-------- Information supplied

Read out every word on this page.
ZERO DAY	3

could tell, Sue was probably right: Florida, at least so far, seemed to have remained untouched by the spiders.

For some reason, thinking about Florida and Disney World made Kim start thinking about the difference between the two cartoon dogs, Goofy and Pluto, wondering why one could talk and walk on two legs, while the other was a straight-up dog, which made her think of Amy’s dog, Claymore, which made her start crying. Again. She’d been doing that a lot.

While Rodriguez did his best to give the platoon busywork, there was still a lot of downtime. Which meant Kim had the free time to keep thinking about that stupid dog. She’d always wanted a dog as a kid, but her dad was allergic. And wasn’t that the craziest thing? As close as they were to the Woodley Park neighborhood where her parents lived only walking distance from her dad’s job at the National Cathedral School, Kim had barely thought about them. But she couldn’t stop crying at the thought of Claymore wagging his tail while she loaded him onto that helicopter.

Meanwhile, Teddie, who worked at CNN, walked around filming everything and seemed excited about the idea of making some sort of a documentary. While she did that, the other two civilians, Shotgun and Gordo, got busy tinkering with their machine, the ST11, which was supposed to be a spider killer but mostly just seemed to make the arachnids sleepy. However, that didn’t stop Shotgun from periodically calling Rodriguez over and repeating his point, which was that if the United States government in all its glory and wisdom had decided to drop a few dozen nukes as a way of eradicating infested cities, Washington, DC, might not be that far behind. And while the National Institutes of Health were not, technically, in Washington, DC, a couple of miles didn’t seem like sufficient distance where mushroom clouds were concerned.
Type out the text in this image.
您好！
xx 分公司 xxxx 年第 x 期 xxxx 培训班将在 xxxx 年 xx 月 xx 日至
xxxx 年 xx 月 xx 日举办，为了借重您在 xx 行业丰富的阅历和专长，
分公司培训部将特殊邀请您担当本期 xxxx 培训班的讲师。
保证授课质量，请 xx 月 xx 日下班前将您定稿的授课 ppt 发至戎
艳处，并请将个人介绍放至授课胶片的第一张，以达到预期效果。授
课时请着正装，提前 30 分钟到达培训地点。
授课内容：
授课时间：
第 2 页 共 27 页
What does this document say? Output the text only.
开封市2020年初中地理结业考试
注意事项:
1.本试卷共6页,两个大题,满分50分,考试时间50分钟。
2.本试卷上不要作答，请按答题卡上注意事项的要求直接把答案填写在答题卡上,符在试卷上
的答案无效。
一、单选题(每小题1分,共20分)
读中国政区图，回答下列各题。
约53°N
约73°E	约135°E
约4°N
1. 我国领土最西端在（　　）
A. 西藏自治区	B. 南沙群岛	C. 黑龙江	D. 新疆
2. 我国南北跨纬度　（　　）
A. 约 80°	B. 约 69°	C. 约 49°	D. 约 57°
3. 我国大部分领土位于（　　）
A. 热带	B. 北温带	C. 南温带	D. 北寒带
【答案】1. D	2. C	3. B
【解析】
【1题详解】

----------------

What to produce
Pick out the lines that contain "this" and copy them.

Output
Read out every word on this page.
Type out the text in this image.
What does this document say? Output the text only.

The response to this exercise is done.